Restate the records below word for word.

## start Record set

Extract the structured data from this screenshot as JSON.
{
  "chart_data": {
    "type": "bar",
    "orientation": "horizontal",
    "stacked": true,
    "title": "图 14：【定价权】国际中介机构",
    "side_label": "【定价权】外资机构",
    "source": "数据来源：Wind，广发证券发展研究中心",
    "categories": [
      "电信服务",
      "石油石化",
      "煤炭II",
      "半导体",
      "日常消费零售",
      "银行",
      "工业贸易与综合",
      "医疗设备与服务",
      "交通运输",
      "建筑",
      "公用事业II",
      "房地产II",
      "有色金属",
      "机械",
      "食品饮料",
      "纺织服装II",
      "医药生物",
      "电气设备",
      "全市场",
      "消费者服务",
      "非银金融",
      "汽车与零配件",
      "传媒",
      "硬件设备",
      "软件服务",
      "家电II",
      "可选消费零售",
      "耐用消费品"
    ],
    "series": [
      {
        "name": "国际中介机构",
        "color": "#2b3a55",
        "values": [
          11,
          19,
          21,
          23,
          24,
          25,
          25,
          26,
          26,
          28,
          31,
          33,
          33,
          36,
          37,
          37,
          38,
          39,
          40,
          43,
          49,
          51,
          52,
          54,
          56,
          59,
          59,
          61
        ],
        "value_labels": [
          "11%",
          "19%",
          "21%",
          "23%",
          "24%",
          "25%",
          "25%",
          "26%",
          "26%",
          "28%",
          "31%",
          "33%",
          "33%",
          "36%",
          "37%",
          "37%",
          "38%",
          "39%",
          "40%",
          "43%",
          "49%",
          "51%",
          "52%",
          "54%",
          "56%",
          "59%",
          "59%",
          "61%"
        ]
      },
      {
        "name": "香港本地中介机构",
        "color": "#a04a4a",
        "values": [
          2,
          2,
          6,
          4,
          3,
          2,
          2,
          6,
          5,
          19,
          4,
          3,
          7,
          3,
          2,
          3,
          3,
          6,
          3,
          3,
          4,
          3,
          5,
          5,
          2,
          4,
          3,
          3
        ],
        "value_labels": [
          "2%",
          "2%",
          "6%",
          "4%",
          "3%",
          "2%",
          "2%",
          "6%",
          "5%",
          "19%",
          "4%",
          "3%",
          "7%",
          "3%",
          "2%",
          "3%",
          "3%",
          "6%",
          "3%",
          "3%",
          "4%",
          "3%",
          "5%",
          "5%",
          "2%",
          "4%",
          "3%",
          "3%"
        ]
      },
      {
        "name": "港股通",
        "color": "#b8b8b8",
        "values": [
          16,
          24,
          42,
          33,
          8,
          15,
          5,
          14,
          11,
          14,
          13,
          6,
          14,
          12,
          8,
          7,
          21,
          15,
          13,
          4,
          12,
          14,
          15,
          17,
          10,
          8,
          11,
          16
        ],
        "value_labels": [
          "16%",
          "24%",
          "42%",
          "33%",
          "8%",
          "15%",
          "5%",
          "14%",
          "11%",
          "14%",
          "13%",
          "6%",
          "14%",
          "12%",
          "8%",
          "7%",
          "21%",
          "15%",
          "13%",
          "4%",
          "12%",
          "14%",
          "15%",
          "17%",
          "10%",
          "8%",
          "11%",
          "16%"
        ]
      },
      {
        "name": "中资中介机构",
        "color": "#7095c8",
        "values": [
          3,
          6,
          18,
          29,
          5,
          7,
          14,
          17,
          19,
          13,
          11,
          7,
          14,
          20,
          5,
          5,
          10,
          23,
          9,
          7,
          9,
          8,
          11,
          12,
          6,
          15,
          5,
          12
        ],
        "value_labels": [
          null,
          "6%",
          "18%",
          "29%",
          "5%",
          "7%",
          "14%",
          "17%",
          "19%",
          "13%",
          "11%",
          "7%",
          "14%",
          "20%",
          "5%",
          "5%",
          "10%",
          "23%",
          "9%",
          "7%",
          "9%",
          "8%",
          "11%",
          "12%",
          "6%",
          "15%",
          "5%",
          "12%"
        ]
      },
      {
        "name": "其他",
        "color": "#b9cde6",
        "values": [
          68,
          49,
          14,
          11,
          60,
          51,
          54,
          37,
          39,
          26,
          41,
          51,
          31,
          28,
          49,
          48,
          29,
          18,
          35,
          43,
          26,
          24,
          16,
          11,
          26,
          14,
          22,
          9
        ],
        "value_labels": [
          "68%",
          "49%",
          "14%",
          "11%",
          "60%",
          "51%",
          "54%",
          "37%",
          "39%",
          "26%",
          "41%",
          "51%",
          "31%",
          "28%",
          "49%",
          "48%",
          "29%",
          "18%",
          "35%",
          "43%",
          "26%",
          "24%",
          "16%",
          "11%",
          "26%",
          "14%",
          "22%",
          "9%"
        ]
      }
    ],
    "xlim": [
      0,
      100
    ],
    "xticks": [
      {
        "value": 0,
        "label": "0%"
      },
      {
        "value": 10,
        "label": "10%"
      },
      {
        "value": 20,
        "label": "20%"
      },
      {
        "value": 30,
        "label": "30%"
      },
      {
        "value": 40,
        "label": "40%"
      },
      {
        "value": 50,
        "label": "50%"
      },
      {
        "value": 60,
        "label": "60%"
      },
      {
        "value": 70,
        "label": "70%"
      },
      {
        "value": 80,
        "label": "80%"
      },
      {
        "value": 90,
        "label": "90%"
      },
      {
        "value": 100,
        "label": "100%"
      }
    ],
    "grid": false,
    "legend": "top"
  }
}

## end Record set

Exercise answer ->
Extract the structured data from this screenshot as JSON.
{
  "chart_data": {
    "type": "bar",
    "orientation": "horizontal",
    "stacked": true,
    "title": "图 14：【定价权】国际中介机构",
    "side_label": "【定价权】外资机构",
    "source": "数据来源：Wind，广发证券发展研究中心",
    "categories": [
      "电信服务",
      "石油石化",
      "煤炭II",
      "半导体",
      "日常消费零售",
      "银行",
      "工业贸易与综合",
      "医疗设备与服务",
      "交通运输",
      "建筑",
      "公用事业II",
      "房地产II",
      "有色金属",
      "机械",
      "食品饮料",
      "纺织服装II",
      "医药生物",
      "电气设备",
      "全市场",
      "消费者服务",
      "非银金融",
      "汽车与零配件",
      "传媒",
      "硬件设备",
      "软件服务",
      "家电II",
      "可选消费零售",
      "耐用消费品"
    ],
    "series": [
      {
        "name": "国际中介机构",
        "color": "#2b3a55",
        "values": [
          11,
          19,
          21,
          23,
          24,
          25,
          25,
          26,
          26,
          28,
          31,
          33,
          33,
          36,
          37,
          37,
          38,
          39,
          40,
          43,
          49,
          51,
          52,
          54,
          56,
          59,
          59,
          61
        ],
        "value_labels": [
          "11%",
          "19%",
          "21%",
          "23%",
          "24%",
          "25%",
          "25%",
          "26%",
          "26%",
          "28%",
          "31%",
          "33%",
          "33%",
          "36%",
          "37%",
          "37%",
          "38%",
          "39%",
          "40%",
          "43%",
          "49%",
          "51%",
          "52%",
          "54%",
          "56%",
          "59%",
          "59%",
          "61%"
        ]
      },
      {
        "name": "香港本地中介机构",
        "color": "#a04a4a",
        "values": [
          2,
          2,
          6,
          4,
          3,
          2,
          2,
          6,
          5,
          19,
          4,
          3,
          7,
          3,
          2,
          3,
          3,
          6,
          3,
          3,
          4,
          3,
          5,
          5,
          2,
          4,
          3,
          3
        ],
        "value_labels": [
          "2%",
          "2%",
          "6%",
          "4%",
          "3%",
          "2%",
          "2%",
          "6%",
          "5%",
          "19%",
          "4%",
          "3%",
          "7%",
          "3%",
          "2%",
          "3%",
          "3%",
          "6%",
          "3%",
          "3%",
          "4%",
          "3%",
          "5%",
          "5%",
          "2%",
          "4%",
          "3%",
          "3%"
        ]
      },
      {
        "name": "港股通",
        "color": "#b8b8b8",
        "values": [
          16,
          24,
          42,
          33,
          8,
          15,
          5,
          14,
          11,
          14,
          13,
          6,
          14,
          12,
          8,
          7,
          21,
          15,
          13,
          4,
          12,
          14,
          15,
          17,
          10,
          8,
          11,
          16
        ],
        "value_labels": [
          "16%",
          "24%",
          "42%",
          "33%",
          "8%",
          "15%",
          "5%",
          "14%",
          "11%",
          "14%",
          "13%",
          "6%",
          "14%",
          "12%",
          "8%",
          "7%",
          "21%",
          "15%",
          "13%",
          "4%",
          "12%",
          "14%",
          "15%",
          "17%",
          "10%",
          "8%",
          "11%",
          "16%"
        ]
      },
      {
        "name": "中资中介机构",
        "color": "#7095c8",
        "values": [
          3,
          6,
          18,
          29,
          5,
          7,
          14,
          17,
          19,
          13,
          11,
          7,
          14,
          20,
          5,
          5,
          10,
          23,
          9,
          7,
          9,
          8,
          11,
          12,
          6,
          15,
          5,
          12
        ],
        "value_labels": [
          null,
          "6%",
          "18%",
          "29%",
          "5%",
          "7%",
          "14%",
          "17%",
          "19%",
          "13%",
          "11%",
          "7%",
          "14%",
          "20%",
          "5%",
          "5%",
          "10%",
          "23%",
          "9%",
          "7%",
          "9%",
          "8%",
          "11%",
          "12%",
          "6%",
          "15%",
          "5%",
          "12%"
        ]
      },
      {
        "name": "其他",
        "color": "#b9cde6",
        "values": [
          68,
          49,
          14,
          11,
          60,
          51,
          54,
          37,
          39,
          26,
          41,
          51,
          31,
          28,
          49,
          48,
          29,
          18,
          35,
          43,
          26,
          24,
          16,
          11,
          26,
          14,
          22,
          9
        ],
        "value_labels": [
          "68%",
          "49%",
          "14%",
          "11%",
          "60%",
          "51%",
          "54%",
          "37%",
          "39%",
          "26%",
          "41%",
          "51%",
          "31%",
          "28%",
          "49%",
          "48%",
          "29%",
          "18%",
          "35%",
          "43%",
          "26%",
          "24%",
          "16%",
          "11%",
          "26%",
          "14%",
          "22%",
          "9%"
        ]
      }
    ],
    "xlim": [
      0,
      100
    ],
    "xticks": [
      {
        "value": 0,
        "label": "0%"
      },
      {
        "value": 10,
        "label": "10%"
      },
      {
        "value": 20,
        "label": "20%"
      },
      {
        "value": 30,
        "label": "30%"
      },
      {
        "value": 40,
        "label": "40%"
      },
      {
        "value": 50,
        "label": "50%"
      },
      {
        "value": 60,
        "label": "60%"
      },
      {
        "value": 70,
        "label": "70%"
      },
      {
        "value": 80,
        "label": "80%"
      },
      {
        "value": 90,
        "label": "90%"
      },
      {
        "value": 100,
        "label": "100%"
      }
    ],
    "grid": false,
    "legend": "top"
  }
}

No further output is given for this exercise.